_GOAL OF THE EXERCISE_. Extract each line holding the word "поступления" from the entries.
— Start —
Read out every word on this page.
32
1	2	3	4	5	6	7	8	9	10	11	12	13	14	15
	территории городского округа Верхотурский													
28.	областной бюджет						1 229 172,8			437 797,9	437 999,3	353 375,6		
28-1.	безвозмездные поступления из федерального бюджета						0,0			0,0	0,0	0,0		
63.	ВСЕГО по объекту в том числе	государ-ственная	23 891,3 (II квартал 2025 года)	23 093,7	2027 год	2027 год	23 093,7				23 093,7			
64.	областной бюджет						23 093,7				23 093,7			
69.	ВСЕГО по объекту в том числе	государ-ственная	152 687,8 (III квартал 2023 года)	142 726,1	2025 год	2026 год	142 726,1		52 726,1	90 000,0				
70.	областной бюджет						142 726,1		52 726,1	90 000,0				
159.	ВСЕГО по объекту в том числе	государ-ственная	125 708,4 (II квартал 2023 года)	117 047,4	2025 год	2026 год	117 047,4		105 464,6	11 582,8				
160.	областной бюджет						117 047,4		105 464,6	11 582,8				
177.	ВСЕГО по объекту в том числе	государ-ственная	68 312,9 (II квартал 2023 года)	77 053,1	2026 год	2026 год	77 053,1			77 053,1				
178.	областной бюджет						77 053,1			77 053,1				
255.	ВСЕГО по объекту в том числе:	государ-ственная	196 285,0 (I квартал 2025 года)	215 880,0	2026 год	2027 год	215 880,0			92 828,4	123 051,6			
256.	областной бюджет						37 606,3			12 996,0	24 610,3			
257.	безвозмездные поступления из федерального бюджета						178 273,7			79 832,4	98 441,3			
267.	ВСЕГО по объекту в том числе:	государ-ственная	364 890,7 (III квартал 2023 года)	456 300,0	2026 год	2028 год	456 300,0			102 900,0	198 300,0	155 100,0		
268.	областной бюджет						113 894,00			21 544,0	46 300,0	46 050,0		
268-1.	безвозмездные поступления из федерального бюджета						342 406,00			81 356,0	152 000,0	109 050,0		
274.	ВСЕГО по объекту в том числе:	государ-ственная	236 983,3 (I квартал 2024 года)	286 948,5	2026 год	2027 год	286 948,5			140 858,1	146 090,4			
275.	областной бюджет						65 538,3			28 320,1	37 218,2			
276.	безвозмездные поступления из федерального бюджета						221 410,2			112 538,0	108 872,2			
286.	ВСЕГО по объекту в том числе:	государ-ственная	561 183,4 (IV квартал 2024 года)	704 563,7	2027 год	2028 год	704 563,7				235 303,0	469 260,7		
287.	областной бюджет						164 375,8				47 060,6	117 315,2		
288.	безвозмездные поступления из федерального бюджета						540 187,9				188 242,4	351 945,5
— End —
_OUTPUT BELOW_.
28-1.	безвозмездные поступления из федерального бюджета						0,0			0,0	0,0	0,0		
257.	безвозмездные поступления из федерального бюджета						178 273,7			79 832,4	98 441,3			
268-1.	безвозмездные поступления из федерального бюджета						342 406,00			81 356,0	152 000,0	109 050,0		
276.	безвозмездные поступления из федерального бюджета						221 410,2			112 538,0	108 872,2			
288.	безвозмездные поступления из федерального бюджета						540 187,9				188 242,4	351 945,5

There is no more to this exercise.